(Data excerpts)

* Start *

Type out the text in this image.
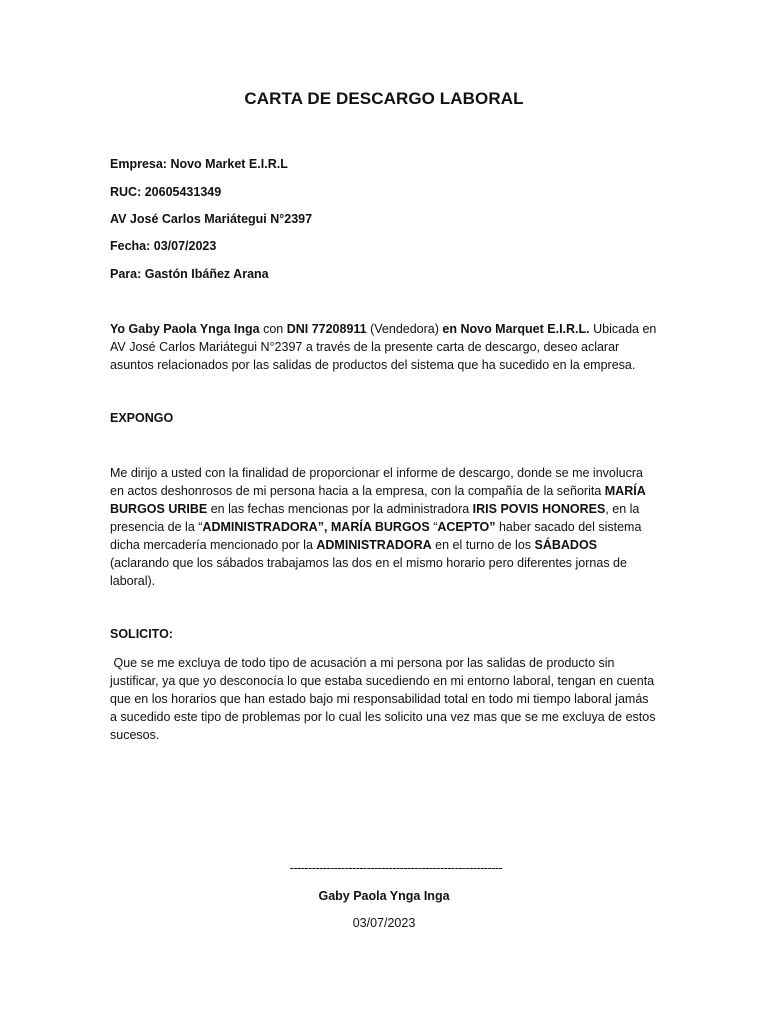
CARTA DE DESCARGO LABORAL
Empresa: Novo Market E.I.R.L
RUC: 20605431349
AV José Carlos Mariátegui N°2397
Fecha: 03/07/2023
Para: Gastón Ibáñez Arana
Yo Gaby Paola Ynga Inga con DNI 77208911 (Vendedora) en Novo Marquet E.I.R.L. Ubicada en AV José Carlos Mariátegui N°2397 a través de la presente carta de descargo, deseo aclarar asuntos relacionados por las salidas de productos del sistema que ha sucedido en la empresa.
EXPONGO
Me dirijo a usted con la finalidad de proporcionar el informe de descargo, donde se me involucra en actos deshonrosos de mi persona hacia a la empresa, con la compañía de la señorita MARÍA BURGOS URIBE en las fechas mencionas por la administradora IRIS POVIS HONORES, en la presencia de la “ADMINISTRADORA”, MARÍA BURGOS “ACEPTO” haber sacado del sistema dicha mercadería mencionado por la ADMINISTRADORA en el turno de los SÁBADOS (aclarando que los sábados trabajamos las dos en el mismo horario pero diferentes jornas de laboral).
SOLICITO:
Que se me excluya de todo tipo de acusación a mi persona por las salidas de producto sin justificar, ya que yo desconocía lo que estaba sucediendo en mi entorno laboral, tengan en cuenta que en los horarios que han estado bajo mi responsabilidad total en todo mi tiempo laboral jamás a sucedido este tipo de problemas por lo cual les solicito una vez mas que se me excluya de estos sucesos.
----------------------------------------------------------
Gaby Paola Ynga Inga
03/07/2023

* End *

→ **Requirement**
Return each line where "sucedido" shows up.

→ **Finished task**
Yo Gaby Paola Ynga Inga con DNI 77208911 (Vendedora) en Novo Marquet E.I.R.L. Ubicada en AV José Carlos Mariátegui N°2397 a través de la presente carta de descargo, deseo aclarar asuntos relacionados por las salidas de productos del sistema que ha sucedido en la empresa.
Que se me excluya de todo tipo de acusación a mi persona por las salidas de producto sin justificar, ya que yo desconocía lo que estaba sucediendo en mi entorno laboral, tengan en cuenta que en los horarios que han estado bajo mi responsabilidad total en todo mi tiempo laboral jamás a sucedido este tipo de problemas por lo cual les solicito una vez mas que se me excluya de estos sucesos.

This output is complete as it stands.